Answer with a single number: the count of lines that include the string "Postfix".

━━ PROVIDED INFORMATION

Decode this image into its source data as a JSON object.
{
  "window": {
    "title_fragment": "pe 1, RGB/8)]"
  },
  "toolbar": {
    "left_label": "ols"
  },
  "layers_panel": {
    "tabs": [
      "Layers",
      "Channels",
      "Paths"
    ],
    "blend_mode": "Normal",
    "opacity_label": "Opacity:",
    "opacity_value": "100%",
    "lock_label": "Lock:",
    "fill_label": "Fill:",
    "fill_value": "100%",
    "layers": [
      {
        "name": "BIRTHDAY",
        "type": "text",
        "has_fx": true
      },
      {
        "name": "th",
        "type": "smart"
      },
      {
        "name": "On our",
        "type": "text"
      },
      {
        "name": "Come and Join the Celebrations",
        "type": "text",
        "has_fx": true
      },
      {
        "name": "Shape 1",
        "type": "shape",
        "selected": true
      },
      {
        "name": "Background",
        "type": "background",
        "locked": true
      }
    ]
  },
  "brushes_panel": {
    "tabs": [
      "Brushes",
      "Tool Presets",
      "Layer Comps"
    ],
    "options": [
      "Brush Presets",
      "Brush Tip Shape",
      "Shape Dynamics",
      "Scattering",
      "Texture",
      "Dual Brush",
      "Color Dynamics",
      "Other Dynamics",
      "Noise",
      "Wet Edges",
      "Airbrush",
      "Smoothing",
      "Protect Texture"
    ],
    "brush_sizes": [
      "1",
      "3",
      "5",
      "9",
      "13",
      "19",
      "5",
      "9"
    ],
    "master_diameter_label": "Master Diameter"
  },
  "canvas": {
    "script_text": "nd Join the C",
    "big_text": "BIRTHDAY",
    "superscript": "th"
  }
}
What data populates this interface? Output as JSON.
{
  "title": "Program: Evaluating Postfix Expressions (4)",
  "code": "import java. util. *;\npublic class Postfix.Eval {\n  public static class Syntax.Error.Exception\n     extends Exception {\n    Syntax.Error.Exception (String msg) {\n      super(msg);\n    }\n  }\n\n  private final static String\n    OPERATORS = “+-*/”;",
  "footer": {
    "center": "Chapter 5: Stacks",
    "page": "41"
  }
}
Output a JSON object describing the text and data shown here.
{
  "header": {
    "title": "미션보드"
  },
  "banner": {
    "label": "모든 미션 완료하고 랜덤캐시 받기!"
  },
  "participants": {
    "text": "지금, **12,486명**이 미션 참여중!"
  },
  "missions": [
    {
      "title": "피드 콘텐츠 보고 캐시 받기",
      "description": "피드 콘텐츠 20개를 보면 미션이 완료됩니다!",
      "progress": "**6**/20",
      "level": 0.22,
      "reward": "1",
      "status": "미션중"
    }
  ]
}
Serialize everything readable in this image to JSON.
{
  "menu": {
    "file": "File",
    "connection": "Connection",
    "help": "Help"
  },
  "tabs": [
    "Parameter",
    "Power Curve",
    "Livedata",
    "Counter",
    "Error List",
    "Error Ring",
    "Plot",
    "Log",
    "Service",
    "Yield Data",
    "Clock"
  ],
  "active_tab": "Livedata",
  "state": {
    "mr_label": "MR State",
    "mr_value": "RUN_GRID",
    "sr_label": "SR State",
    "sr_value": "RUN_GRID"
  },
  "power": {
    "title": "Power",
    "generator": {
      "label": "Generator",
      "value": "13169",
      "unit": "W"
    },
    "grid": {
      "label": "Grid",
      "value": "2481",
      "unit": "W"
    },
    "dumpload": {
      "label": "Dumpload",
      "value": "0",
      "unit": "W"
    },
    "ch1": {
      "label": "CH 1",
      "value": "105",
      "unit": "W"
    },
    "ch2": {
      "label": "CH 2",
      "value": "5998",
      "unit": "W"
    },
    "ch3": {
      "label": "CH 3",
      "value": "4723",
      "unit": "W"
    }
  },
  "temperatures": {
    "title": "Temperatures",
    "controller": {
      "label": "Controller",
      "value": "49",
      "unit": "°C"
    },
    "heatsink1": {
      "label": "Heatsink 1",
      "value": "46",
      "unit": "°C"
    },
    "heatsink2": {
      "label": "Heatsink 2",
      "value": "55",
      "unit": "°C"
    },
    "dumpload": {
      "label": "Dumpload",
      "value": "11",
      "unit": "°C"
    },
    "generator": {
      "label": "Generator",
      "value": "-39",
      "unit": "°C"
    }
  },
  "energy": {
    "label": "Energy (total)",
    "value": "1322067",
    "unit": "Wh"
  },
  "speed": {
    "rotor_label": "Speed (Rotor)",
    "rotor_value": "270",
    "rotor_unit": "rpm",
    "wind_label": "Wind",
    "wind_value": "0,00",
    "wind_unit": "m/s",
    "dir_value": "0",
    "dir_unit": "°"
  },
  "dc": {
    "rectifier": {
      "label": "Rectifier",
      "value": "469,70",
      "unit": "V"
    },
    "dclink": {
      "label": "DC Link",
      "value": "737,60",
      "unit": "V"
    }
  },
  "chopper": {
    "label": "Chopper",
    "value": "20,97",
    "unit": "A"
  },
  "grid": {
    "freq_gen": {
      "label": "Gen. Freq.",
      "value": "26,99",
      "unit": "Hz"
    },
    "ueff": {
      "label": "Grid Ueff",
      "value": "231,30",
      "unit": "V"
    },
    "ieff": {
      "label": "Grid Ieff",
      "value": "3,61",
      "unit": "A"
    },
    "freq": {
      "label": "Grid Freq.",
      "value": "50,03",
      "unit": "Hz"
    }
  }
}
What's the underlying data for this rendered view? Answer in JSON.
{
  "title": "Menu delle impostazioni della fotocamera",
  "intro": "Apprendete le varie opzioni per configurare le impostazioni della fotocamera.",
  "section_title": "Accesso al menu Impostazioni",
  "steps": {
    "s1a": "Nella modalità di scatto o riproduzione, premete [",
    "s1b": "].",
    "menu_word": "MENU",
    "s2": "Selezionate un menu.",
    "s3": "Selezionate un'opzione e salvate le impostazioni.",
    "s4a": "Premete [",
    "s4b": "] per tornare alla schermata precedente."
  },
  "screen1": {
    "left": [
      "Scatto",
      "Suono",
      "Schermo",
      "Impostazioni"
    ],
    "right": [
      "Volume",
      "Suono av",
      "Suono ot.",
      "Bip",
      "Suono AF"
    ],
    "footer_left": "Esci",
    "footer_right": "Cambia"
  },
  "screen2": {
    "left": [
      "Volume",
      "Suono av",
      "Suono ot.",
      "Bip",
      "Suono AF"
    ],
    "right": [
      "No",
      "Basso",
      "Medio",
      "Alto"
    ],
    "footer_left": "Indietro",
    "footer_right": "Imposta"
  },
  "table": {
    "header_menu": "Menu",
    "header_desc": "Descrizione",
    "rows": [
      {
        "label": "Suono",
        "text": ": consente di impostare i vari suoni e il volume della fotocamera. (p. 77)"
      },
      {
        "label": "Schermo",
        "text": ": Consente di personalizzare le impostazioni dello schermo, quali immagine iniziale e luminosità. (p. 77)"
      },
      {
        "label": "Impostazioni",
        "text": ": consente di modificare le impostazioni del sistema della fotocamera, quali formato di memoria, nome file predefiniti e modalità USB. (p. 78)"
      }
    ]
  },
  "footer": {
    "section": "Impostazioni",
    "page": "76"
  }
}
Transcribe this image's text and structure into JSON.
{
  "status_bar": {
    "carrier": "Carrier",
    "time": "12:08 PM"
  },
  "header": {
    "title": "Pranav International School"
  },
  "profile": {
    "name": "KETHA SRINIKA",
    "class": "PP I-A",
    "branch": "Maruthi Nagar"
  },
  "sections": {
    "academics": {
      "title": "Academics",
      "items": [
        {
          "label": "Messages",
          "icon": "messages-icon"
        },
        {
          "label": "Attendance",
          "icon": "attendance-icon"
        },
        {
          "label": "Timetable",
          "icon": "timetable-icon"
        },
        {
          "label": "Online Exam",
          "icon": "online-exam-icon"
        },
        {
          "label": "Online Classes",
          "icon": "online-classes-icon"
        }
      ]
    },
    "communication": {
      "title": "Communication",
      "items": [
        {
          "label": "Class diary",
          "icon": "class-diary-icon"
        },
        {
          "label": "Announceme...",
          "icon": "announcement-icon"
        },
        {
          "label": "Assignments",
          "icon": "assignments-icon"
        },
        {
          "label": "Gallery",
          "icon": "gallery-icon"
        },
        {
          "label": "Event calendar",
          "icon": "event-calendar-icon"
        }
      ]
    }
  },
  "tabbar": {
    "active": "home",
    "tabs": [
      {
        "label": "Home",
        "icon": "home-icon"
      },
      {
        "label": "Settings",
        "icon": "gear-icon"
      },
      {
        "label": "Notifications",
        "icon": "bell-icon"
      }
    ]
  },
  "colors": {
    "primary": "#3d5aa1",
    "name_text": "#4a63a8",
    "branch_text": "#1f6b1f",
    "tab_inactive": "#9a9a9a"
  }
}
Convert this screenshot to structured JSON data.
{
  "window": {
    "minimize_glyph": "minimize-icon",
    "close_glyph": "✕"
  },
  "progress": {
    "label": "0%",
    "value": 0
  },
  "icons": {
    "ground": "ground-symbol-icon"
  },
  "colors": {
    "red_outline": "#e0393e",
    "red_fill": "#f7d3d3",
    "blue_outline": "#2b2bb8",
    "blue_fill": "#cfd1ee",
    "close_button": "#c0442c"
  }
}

━━━━

EXERCISE OUTPUT -
2